Transcribe every line of the records verbatim.

Stored data entries:
"""
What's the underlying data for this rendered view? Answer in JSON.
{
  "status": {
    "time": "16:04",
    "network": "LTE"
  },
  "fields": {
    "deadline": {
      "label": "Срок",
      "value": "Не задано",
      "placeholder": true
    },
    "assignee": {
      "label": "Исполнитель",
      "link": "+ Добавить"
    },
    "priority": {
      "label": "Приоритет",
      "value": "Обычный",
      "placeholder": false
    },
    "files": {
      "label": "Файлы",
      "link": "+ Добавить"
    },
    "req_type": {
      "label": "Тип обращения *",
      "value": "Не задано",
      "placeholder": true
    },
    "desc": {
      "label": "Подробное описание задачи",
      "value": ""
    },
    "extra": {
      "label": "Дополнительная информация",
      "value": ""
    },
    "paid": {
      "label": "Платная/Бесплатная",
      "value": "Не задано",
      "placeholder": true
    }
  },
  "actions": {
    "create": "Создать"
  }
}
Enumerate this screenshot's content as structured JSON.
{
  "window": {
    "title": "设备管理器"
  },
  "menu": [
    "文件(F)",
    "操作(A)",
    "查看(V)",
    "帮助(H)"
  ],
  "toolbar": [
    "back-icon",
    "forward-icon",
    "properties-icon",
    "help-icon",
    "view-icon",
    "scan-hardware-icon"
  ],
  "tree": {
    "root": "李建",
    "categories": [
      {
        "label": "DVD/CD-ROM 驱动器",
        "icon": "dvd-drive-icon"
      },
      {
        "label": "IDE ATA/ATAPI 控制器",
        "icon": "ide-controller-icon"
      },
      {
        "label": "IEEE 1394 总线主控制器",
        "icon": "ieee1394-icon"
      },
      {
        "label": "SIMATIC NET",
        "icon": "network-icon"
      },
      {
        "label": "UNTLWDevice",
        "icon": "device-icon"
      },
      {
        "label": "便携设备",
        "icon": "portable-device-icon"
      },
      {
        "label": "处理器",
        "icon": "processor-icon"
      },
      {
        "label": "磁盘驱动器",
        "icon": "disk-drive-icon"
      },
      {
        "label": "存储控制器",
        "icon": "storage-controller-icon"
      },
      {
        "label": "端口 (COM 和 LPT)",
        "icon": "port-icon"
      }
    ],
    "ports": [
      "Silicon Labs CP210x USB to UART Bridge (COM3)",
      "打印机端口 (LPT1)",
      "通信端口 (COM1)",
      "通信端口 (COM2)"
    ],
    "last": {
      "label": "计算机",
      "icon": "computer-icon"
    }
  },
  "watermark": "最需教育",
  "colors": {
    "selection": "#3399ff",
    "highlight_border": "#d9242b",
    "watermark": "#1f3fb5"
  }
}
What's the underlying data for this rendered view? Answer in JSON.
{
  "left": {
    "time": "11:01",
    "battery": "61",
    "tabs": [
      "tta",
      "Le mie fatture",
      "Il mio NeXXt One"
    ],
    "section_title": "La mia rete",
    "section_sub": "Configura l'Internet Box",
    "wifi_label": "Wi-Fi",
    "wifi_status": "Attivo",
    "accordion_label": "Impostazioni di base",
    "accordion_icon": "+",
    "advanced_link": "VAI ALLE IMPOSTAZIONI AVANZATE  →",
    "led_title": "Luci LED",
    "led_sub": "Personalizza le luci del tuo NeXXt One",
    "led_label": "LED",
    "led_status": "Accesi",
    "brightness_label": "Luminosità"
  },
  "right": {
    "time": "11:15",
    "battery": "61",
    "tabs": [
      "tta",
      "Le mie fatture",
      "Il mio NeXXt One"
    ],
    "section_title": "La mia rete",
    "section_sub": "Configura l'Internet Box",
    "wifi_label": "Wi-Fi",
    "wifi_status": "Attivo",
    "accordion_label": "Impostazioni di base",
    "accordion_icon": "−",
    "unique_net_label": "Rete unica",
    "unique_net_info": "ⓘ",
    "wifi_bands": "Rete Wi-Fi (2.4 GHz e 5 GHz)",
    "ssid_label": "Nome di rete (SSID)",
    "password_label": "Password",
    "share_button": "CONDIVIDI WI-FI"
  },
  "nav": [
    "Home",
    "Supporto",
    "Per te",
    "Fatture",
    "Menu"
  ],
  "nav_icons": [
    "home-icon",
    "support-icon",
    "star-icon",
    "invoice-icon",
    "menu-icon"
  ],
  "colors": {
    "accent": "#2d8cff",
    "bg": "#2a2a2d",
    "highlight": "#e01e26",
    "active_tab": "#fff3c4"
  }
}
"""
- [Task output]
What's the underlying data for this rendered view? Answer in JSON.
{
  "status": {
    "time": "16:04",
    "network": "LTE"
  },
  "fields": {
    "deadline": {
      "label": "Срок",
      "value": "Не задано",
      "placeholder": true
    },
    "assignee": {
      "label": "Исполнитель",
      "link": "+ Добавить"
    },
    "priority": {
      "label": "Приоритет",
      "value": "Обычный",
      "placeholder": false
    },
    "files": {
      "label": "Файлы",
      "link": "+ Добавить"
    },
    "req_type": {
      "label": "Тип обращения *",
      "value": "Не задано",
      "placeholder": true
    },
    "desc": {
      "label": "Подробное описание задачи",
      "value": ""
    },
    "extra": {
      "label": "Дополнительная информация",
      "value": ""
    },
    "paid": {
      "label": "Платная/Бесплатная",
      "value": "Не задано",
      "placeholder": true
    }
  },
  "actions": {
    "create": "Создать"
  }
}
Enumerate this screenshot's content as structured JSON.
{
  "window": {
    "title": "设备管理器"
  },
  "menu": [
    "文件(F)",
    "操作(A)",
    "查看(V)",
    "帮助(H)"
  ],
  "toolbar": [
    "back-icon",
    "forward-icon",
    "properties-icon",
    "help-icon",
    "view-icon",
    "scan-hardware-icon"
  ],
  "tree": {
    "root": "李建",
    "categories": [
      {
        "label": "DVD/CD-ROM 驱动器",
        "icon": "dvd-drive-icon"
      },
      {
        "label": "IDE ATA/ATAPI 控制器",
        "icon": "ide-controller-icon"
      },
      {
        "label": "IEEE 1394 总线主控制器",
        "icon": "ieee1394-icon"
      },
      {
        "label": "SIMATIC NET",
        "icon": "network-icon"
      },
      {
        "label": "UNTLWDevice",
        "icon": "device-icon"
      },
      {
        "label": "便携设备",
        "icon": "portable-device-icon"
      },
      {
        "label": "处理器",
        "icon": "processor-icon"
      },
      {
        "label": "磁盘驱动器",
        "icon": "disk-drive-icon"
      },
      {
        "label": "存储控制器",
        "icon": "storage-controller-icon"
      },
      {
        "label": "端口 (COM 和 LPT)",
        "icon": "port-icon"
      }
    ],
    "ports": [
      "Silicon Labs CP210x USB to UART Bridge (COM3)",
      "打印机端口 (LPT1)",
      "通信端口 (COM1)",
      "通信端口 (COM2)"
    ],
    "last": {
      "label": "计算机",
      "icon": "computer-icon"
    }
  },
  "watermark": "最需教育",
  "colors": {
    "selection": "#3399ff",
    "highlight_border": "#d9242b",
    "watermark": "#1f3fb5"
  }
}
What's the underlying data for this rendered view? Answer in JSON.
{
  "left": {
    "time": "11:01",
    "battery": "61",
    "tabs": [
      "tta",
      "Le mie fatture",
      "Il mio NeXXt One"
    ],
    "section_title": "La mia rete",
    "section_sub": "Configura l'Internet Box",
    "wifi_label": "Wi-Fi",
    "wifi_status": "Attivo",
    "accordion_label": "Impostazioni di base",
    "accordion_icon": "+",
    "advanced_link": "VAI ALLE IMPOSTAZIONI AVANZATE  →",
    "led_title": "Luci LED",
    "led_sub": "Personalizza le luci del tuo NeXXt One",
    "led_label": "LED",
    "led_status": "Accesi",
    "brightness_label": "Luminosità"
  },
  "right": {
    "time": "11:15",
    "battery": "61",
    "tabs": [
      "tta",
      "Le mie fatture",
      "Il mio NeXXt One"
    ],
    "section_title": "La mia rete",
    "section_sub": "Configura l'Internet Box",
    "wifi_label": "Wi-Fi",
    "wifi_status": "Attivo",
    "accordion_label": "Impostazioni di base",
    "accordion_icon": "−",
    "unique_net_label": "Rete unica",
    "unique_net_info": "ⓘ",
    "wifi_bands": "Rete Wi-Fi (2.4 GHz e 5 GHz)",
    "ssid_label": "Nome di rete (SSID)",
    "password_label": "Password",
    "share_button": "CONDIVIDI WI-FI"
  },
  "nav": [
    "Home",
    "Supporto",
    "Per te",
    "Fatture",
    "Menu"
  ],
  "nav_icons": [
    "home-icon",
    "support-icon",
    "star-icon",
    "invoice-icon",
    "menu-icon"
  ],
  "colors": {
    "accent": "#2d8cff",
    "bg": "#2a2a2d",
    "highlight": "#e01e26",
    "active_tab": "#fff3c4"
  }
}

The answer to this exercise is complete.